== DIRECTIVE ==
Images appear in the records below; leave them out and repeat everything else exactly.

== INPUT ==
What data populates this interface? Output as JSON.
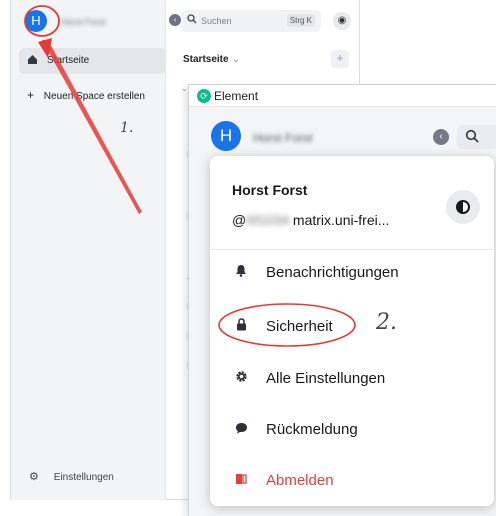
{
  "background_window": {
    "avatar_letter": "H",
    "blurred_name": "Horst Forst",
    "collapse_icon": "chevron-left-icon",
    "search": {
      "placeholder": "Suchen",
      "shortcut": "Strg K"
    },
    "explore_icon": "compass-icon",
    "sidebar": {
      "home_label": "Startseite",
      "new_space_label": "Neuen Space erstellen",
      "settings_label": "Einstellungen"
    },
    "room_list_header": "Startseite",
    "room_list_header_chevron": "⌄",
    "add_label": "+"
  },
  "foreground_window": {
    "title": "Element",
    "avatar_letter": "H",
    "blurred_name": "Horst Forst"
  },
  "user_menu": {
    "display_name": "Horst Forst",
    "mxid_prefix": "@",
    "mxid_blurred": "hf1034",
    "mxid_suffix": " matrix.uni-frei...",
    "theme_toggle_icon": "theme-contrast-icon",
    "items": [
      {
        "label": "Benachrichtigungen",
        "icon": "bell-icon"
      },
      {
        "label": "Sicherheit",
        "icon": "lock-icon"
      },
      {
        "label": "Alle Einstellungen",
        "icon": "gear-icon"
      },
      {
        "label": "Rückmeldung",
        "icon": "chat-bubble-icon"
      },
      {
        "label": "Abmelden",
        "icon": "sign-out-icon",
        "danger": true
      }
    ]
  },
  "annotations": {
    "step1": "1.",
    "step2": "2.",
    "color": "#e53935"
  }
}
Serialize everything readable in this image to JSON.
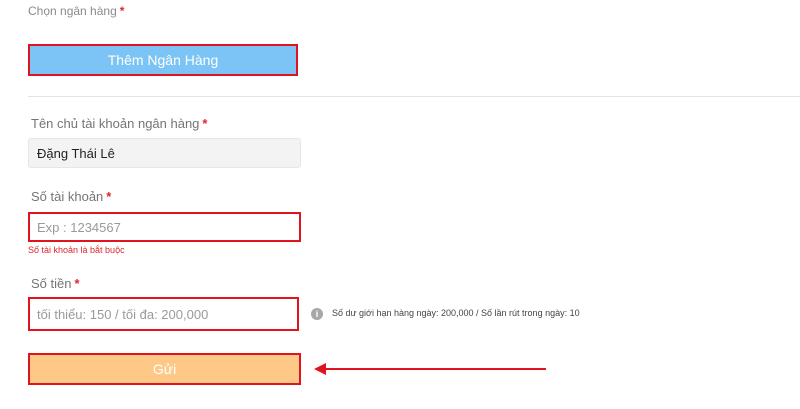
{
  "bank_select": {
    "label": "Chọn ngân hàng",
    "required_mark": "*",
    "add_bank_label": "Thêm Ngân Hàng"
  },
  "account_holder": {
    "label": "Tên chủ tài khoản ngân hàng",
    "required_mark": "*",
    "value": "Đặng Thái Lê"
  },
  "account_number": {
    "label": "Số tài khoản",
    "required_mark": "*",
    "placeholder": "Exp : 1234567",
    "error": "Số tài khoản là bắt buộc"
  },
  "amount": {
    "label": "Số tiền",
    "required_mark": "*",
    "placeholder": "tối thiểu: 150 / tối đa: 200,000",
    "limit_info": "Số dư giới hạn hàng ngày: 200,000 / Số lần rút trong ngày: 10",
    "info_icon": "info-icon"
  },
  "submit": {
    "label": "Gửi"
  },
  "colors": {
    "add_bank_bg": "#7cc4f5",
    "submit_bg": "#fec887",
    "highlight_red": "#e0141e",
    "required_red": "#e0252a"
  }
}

== RESPONSE TO THIS EXERCISE ==
What data populates this interface? Output as JSON.
{
  "background_window": {
    "avatar_letter": "H",
    "blurred_name": "Horst Forst",
    "collapse_icon": "chevron-left-icon",
    "search": {
      "placeholder": "Suchen",
      "shortcut": "Strg K"
    },
    "explore_icon": "compass-icon",
    "sidebar": {
      "home_label": "Startseite",
      "new_space_label": "Neuen Space erstellen",
      "settings_label": "Einstellungen"
    },
    "room_list_header": "Startseite",
    "room_list_header_chevron": "⌄",
    "add_label": "+"
  },
  "foreground_window": {
    "title": "Element",
    "avatar_letter": "H",
    "blurred_name": "Horst Forst"
  },
  "user_menu": {
    "display_name": "Horst Forst",
    "mxid_prefix": "@",
    "mxid_blurred": "hf1034",
    "mxid_suffix": " matrix.uni-frei...",
    "theme_toggle_icon": "theme-contrast-icon",
    "items": [
      {
        "label": "Benachrichtigungen",
        "icon": "bell-icon"
      },
      {
        "label": "Sicherheit",
        "icon": "lock-icon"
      },
      {
        "label": "Alle Einstellungen",
        "icon": "gear-icon"
      },
      {
        "label": "Rückmeldung",
        "icon": "chat-bubble-icon"
      },
      {
        "label": "Abmelden",
        "icon": "sign-out-icon",
        "danger": true
      }
    ]
  },
  "annotations": {
    "step1": "1.",
    "step2": "2.",
    "color": "#e53935"
  }
}
Serialize everything readable in this image to JSON.
{
  "bank_select": {
    "label": "Chọn ngân hàng",
    "required_mark": "*",
    "add_bank_label": "Thêm Ngân Hàng"
  },
  "account_holder": {
    "label": "Tên chủ tài khoản ngân hàng",
    "required_mark": "*",
    "value": "Đặng Thái Lê"
  },
  "account_number": {
    "label": "Số tài khoản",
    "required_mark": "*",
    "placeholder": "Exp : 1234567",
    "error": "Số tài khoản là bắt buộc"
  },
  "amount": {
    "label": "Số tiền",
    "required_mark": "*",
    "placeholder": "tối thiểu: 150 / tối đa: 200,000",
    "limit_info": "Số dư giới hạn hàng ngày: 200,000 / Số lần rút trong ngày: 10",
    "info_icon": "info-icon"
  },
  "submit": {
    "label": "Gửi"
  },
  "colors": {
    "add_bank_bg": "#7cc4f5",
    "submit_bg": "#fec887",
    "highlight_red": "#e0141e",
    "required_red": "#e0252a"
  }
}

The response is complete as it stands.